- MATERIAL TO PROCESS -
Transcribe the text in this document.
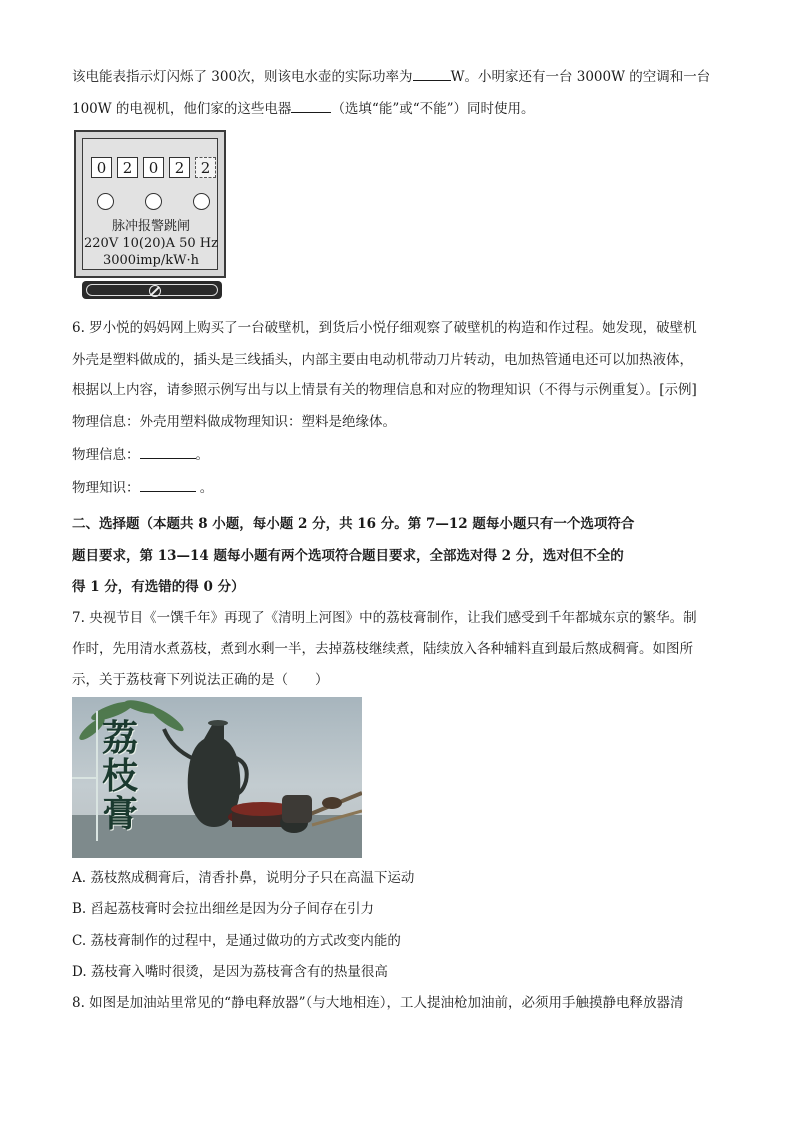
该电能表指示灯闪烁了 300次，则该电水壶的实际功率为	W。小明家还有一台 3000W 的空调和一台
100W 的电视机，他们家的这些电器	（选填“能”或“不能”）同时使用。
0	2	0	2	2
脉冲报警跳闸
220V 10(20)A 50 Hz
3000imp/kW·h
6. 罗小悦的妈妈网上购买了一台破壁机，到货后小悦仔细观察了破壁机的构造和作过程。她发现，破壁机
外壳是塑料做成的，插头是三线插头，内部主要由电动机带动刀片转动，电加热管通电还可以加热液体，
根据以上内容，请参照示例写出与以上情景有关的物理信息和对应的物理知识（不得与示例重复）。[示例]
物理信息：外壳用塑料做成物理知识：塑料是绝缘体。
物理信息：	。
物理知识：	。
二、选择题（本题共 8 小题，每小题 2 分，共 16 分。第 7—12 题每小题只有一个选项符合
题目要求，第 13—14 题每小题有两个选项符合题目要求，全部选对得 2 分，选对但不全的
得 1 分，有选错的得 0 分）
7. 央视节目《一馔千年》再现了《清明上河图》中的荔枝膏制作，让我们感受到千年都城东京的繁华。制
作时，先用清水煮荔枝，煮到水剩一半，去掉荔枝继续煮，陆续放入各种辅料直到最后熬成稠膏。如图所
示，关于荔枝膏下列说法正确的是（　　）
荔
枝
膏
A. 荔枝熬成稠膏后，清香扑鼻，说明分子只在高温下运动
B. 舀起荔枝膏时会拉出细丝是因为分子间存在引力
C. 荔枝膏制作的过程中，是通过做功的方式改变内能的
D. 荔枝膏入嘴时很烫，是因为荔枝膏含有的热量很高
8. 如图是加油站里常见的“静电释放器”（与大地相连），工人提油枪加油前，必须用手触摸静电释放器清
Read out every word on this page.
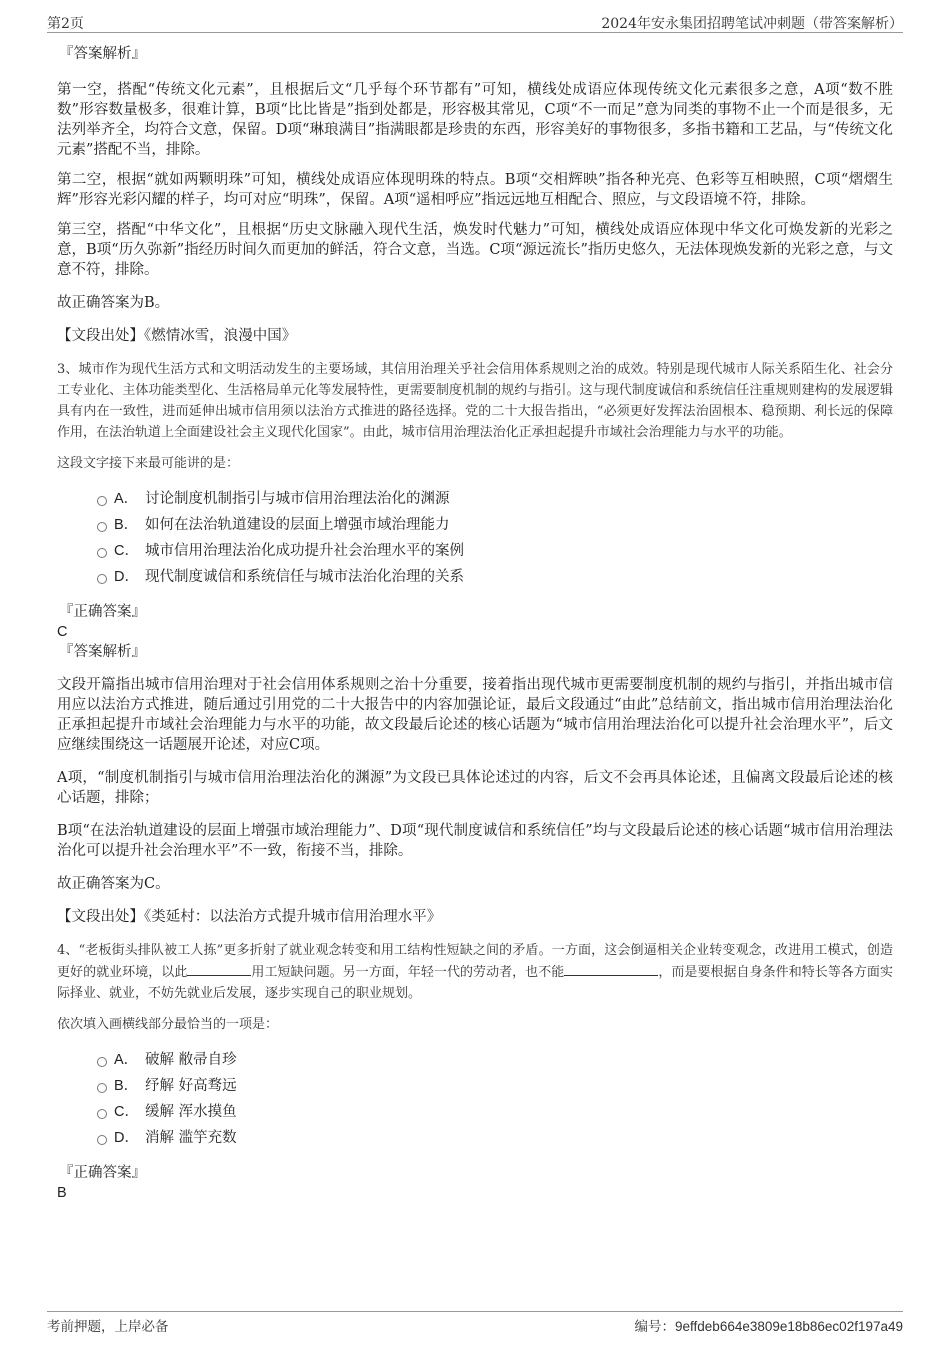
第2页	2024年安永集团招聘笔试冲刺题（带答案解析）

『答案解析』

第一空，搭配“传统文化元素”，且根据后文“几乎每个环节都有”可知，横线处成语应体现传统文化元素很多之意，A项“数不胜数”形容数量极多，很难计算，B项“比比皆是”指到处都是，形容极其常见，C项“不一而足”意为同类的事物不止一个而是很多，无法列举齐全，均符合文意，保留。D项“琳琅满目”指满眼都是珍贵的东西，形容美好的事物很多，多指书籍和工艺品，与“传统文化元素”搭配不当，排除。

第二空，根据“就如两颗明珠”可知，横线处成语应体现明珠的特点。B项“交相辉映”指各种光亮、色彩等互相映照，C项“熠熠生辉”形容光彩闪耀的样子，均可对应“明珠”，保留。A项“遥相呼应”指远远地互相配合、照应，与文段语境不符，排除。

第三空，搭配“中华文化”，且根据“历史文脉融入现代生活，焕发时代魅力”可知，横线处成语应体现中华文化可焕发新的光彩之意，B项“历久弥新”指经历时间久而更加的鲜活，符合文意，当选。C项“源远流长”指历史悠久，无法体现焕发新的光彩之意，与文意不符，排除。

故正确答案为B。

【文段出处】《燃情冰雪，浪漫中国》

3、城市作为现代生活方式和文明活动发生的主要场域，其信用治理关乎社会信用体系规则之治的成效。特别是现代城市人际关系陌生化、社会分工专业化、主体功能类型化、生活格局单元化等发展特性，更需要制度机制的规约与指引。这与现代制度诚信和系统信任注重规则建构的发展逻辑具有内在一致性，进而延伸出城市信用须以法治方式推进的路径选择。党的二十大报告指出，“必须更好发挥法治固根本、稳预期、利长远的保障作用，在法治轨道上全面建设社会主义现代化国家”。由此，城市信用治理法治化正承担起提升市域社会治理能力与水平的功能。

这段文字接下来最可能讲的是：

A． 讨论制度机制指引与城市信用治理法治化的渊源
B． 如何在法治轨道建设的层面上增强市域治理能力
C． 城市信用治理法治化成功提升社会治理水平的案例
D． 现代制度诚信和系统信任与城市法治化治理的关系

『正确答案』

C

『答案解析』

文段开篇指出城市信用治理对于社会信用体系规则之治十分重要，接着指出现代城市更需要制度机制的规约与指引，并指出城市信用应以法治方式推进，随后通过引用党的二十大报告中的内容加强论证，最后文段通过“由此”总结前文，指出城市信用治理法治化正承担起提升市域社会治理能力与水平的功能，故文段最后论述的核心话题为“城市信用治理法治化可以提升社会治理水平”，后文应继续围绕这一话题展开论述，对应C项。

A项，“制度机制指引与城市信用治理法治化的渊源”为文段已具体论述过的内容，后文不会再具体论述，且偏离文段最后论述的核心话题，排除；

B项“在法治轨道建设的层面上增强市域治理能力”、D项“现代制度诚信和系统信任”均与文段最后论述的核心话题“城市信用治理法治化可以提升社会治理水平”不一致，衔接不当，排除。

故正确答案为C。

【文段出处】《类延村：以法治方式提升城市信用治理水平》

4、“老板街头排队被工人拣”更多折射了就业观念转变和用工结构性短缺之间的矛盾。一方面，这会倒逼相关企业转变观念，改进用工模式，创造更好的就业环境，以此	用工短缺问题。另一方面，年轻一代的劳动者，也不能	，而是要根据自身条件和特长等各方面实际择业、就业，不妨先就业后发展，逐步实现自己的职业规划。

依次填入画横线部分最恰当的一项是：

A． 破解 敝帚自珍
B． 纾解 好高骛远
C． 缓解 浑水摸鱼
D． 消解 滥竽充数

『正确答案』

B

考前押题，上岸必备	编号：9effdeb664e3809e18b86ec02f197a49
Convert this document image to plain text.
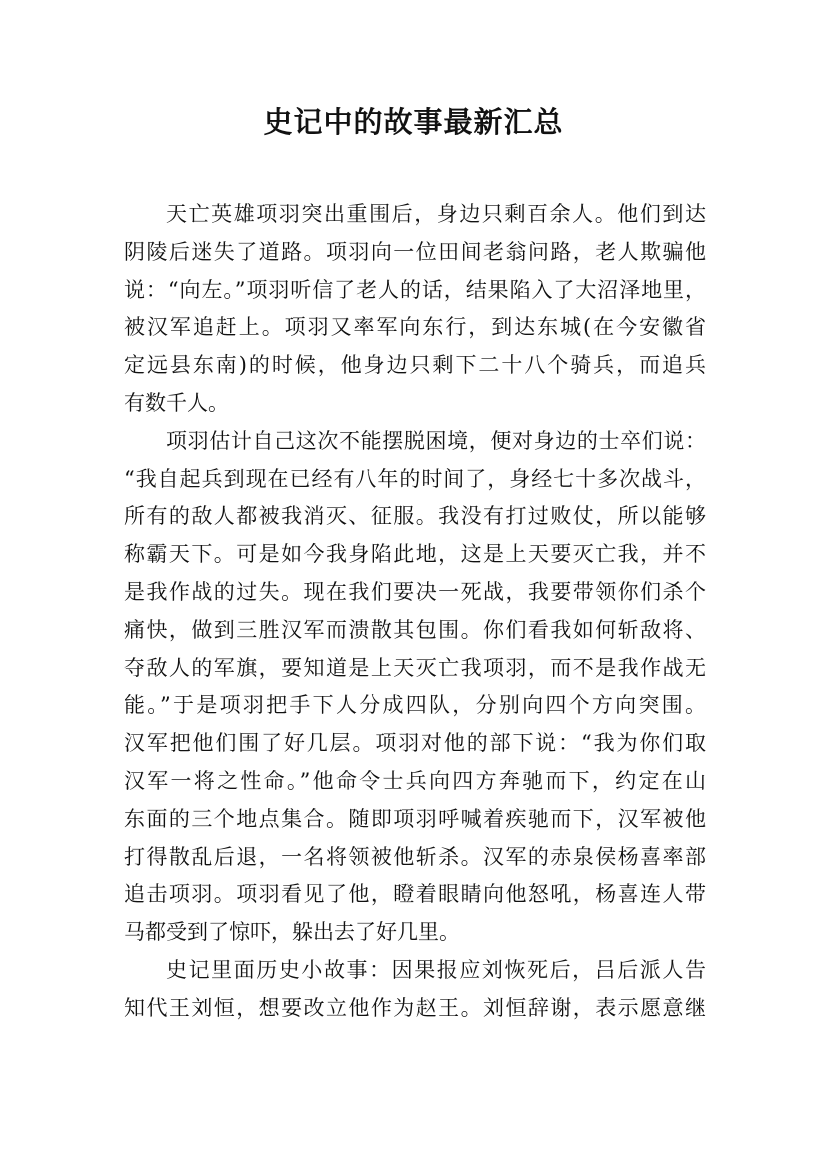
史记中的故事最新汇总
天亡英雄项羽突出重围后，身边只剩百余人。他们到达
阴陵后迷失了道路。项羽向一位田间老翁问路，老人欺骗他
说：“向左。”项羽听信了老人的话，结果陷入了大沼泽地里，
被汉军追赶上。项羽又率军向东行，到达东城(在今安徽省
定远县东南)的时候，他身边只剩下二十八个骑兵，而追兵
有数千人。
项羽估计自己这次不能摆脱困境，便对身边的士卒们说：
“我自起兵到现在已经有八年的时间了，身经七十多次战斗，
所有的敌人都被我消灭、征服。我没有打过败仗，所以能够
称霸天下。可是如今我身陷此地，这是上天要灭亡我，并不
是我作战的过失。现在我们要决一死战，我要带领你们杀个
痛快，做到三胜汉军而溃散其包围。你们看我如何斩敌将、
夺敌人的军旗，要知道是上天灭亡我项羽，而不是我作战无
能。”于是项羽把手下人分成四队，分别向四个方向突围。
汉军把他们围了好几层。项羽对他的部下说：“我为你们取
汉军一将之性命。”他命令士兵向四方奔驰而下，约定在山
东面的三个地点集合。随即项羽呼喊着疾驰而下，汉军被他
打得散乱后退，一名将领被他斩杀。汉军的赤泉侯杨喜率部
追击项羽。项羽看见了他，瞪着眼睛向他怒吼，杨喜连人带
马都受到了惊吓，躲出去了好几里。
史记里面历史小故事：因果报应刘恢死后，吕后派人告
知代王刘恒，想要改立他作为赵王。刘恒辞谢，表示愿意继
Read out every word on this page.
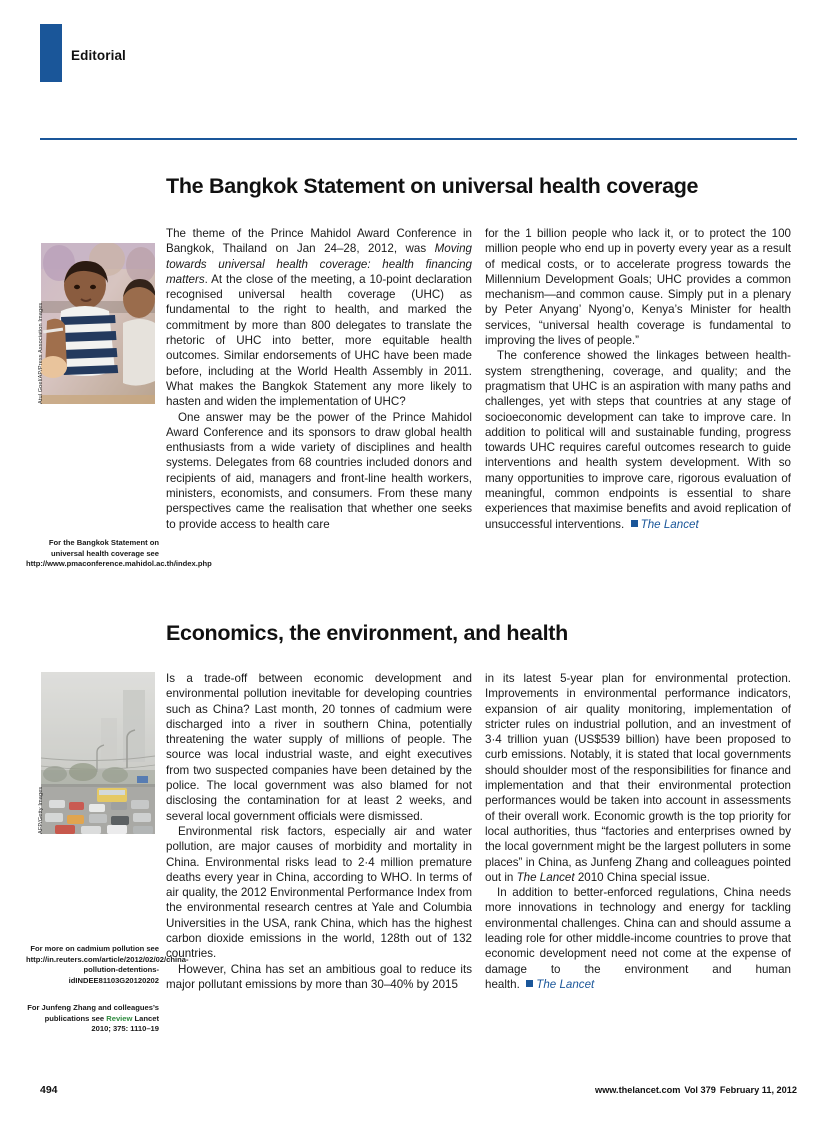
Editorial
The Bangkok Statement on universal health coverage
Atul Goel/AP/Press Association Images

The theme of the Prince Mahidol Award Conference in Bangkok, Thailand on Jan 24–28, 2012, was Moving towards universal health coverage: health financing matters. At the close of the meeting, a 10-point declaration recognised universal health coverage (UHC) as fundamental to the right to health, and marked the commitment by more than 800 delegates to translate the rhetoric of UHC into better, more equitable health outcomes. Similar endorsements of UHC have been made before, including at the World Health Assembly in 2011. What makes the Bangkok Statement any more likely to hasten and widen the implementation of UHC?

One answer may be the power of the Prince Mahidol Award Conference and its sponsors to draw global health enthusiasts from a wide variety of disciplines and health systems. Delegates from 68 countries included donors and recipients of aid, managers and front-line health workers, ministers, economists, and consumers. From these many perspectives came the realisation that whether one seeks to provide access to health care

for the 1 billion people who lack it, or to protect the 100 million people who end up in poverty every year as a result of medical costs, or to accelerate progress towards the Millennium Development Goals; UHC provides a common mechanism—and common cause. Simply put in a plenary by Peter Anyang’ Nyong’o, Kenya’s Minister for health services, “universal health coverage is fundamental to improving the lives of people.”

The conference showed the linkages between health-system strengthening, coverage, and quality; and the pragmatism that UHC is an aspiration with many paths and challenges, yet with steps that countries at any stage of socioeconomic development can take to improve care. In addition to political will and sustainable funding, progress towards UHC requires careful outcomes research to guide interventions and health system development. With so many opportunities to improve care, rigorous evaluation of meaningful, common endpoints is essential to share experiences that maximise benefits and avoid replication of unsuccessful interventions. The Lancet

For the Bangkok Statement on universal health coverage see http://www.pmaconference.mahidol.ac.th/index.php
Economics, the environment, and health
AFP/Getty Images

Is a trade-off between economic development and environmental pollution inevitable for developing countries such as China? Last month, 20 tonnes of cadmium were discharged into a river in southern China, potentially threatening the water supply of millions of people. The source was local industrial waste, and eight executives from two suspected companies have been detained by the police. The local government was also blamed for not disclosing the contamination for at least 2 weeks, and several local government officials were dismissed.

Environmental risk factors, especially air and water pollution, are major causes of morbidity and mortality in China. Environmental risks lead to 2·4 million premature deaths every year in China, according to WHO. In terms of air quality, the 2012 Environmental Performance Index from the environmental research centres at Yale and Columbia Universities in the USA, rank China, which has the highest carbon dioxide emissions in the world, 128th out of 132 countries.

However, China has set an ambitious goal to reduce its major pollutant emissions by more than 30–40% by 2015

in its latest 5-year plan for environmental protection. Improvements in environmental performance indicators, expansion of air quality monitoring, implementation of stricter rules on industrial pollution, and an investment of 3·4 trillion yuan (US$539 billion) have been proposed to curb emissions. Notably, it is stated that local governments should shoulder most of the responsibilities for finance and implementation and that their environmental protection performances would be taken into account in assessments of their overall work. Economic growth is the top priority for local authorities, thus “factories and enterprises owned by the local government might be the largest polluters in some places” in China, as Junfeng Zhang and colleagues pointed out in The Lancet 2010 China special issue.

In addition to better-enforced regulations, China needs more innovations in technology and energy for tackling environmental challenges. China can and should assume a leading role for other middle-income countries to prove that economic development need not come at the expense of damage to the environment and human health. The Lancet

For more on cadmium pollution see http://in.reuters.com/article/2012/02/02/china-pollution-detentions-idINDEE81103G20120202
For Junfeng Zhang and colleagues’s publications see Review Lancet 2010; 375: 1110–19
494	www.thelancet.com Vol 379 February 11, 2012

- EXERCISE BRIEF -
Go over the entries above and say how many lines hold the string "more", with no other text.

- RESULT -
4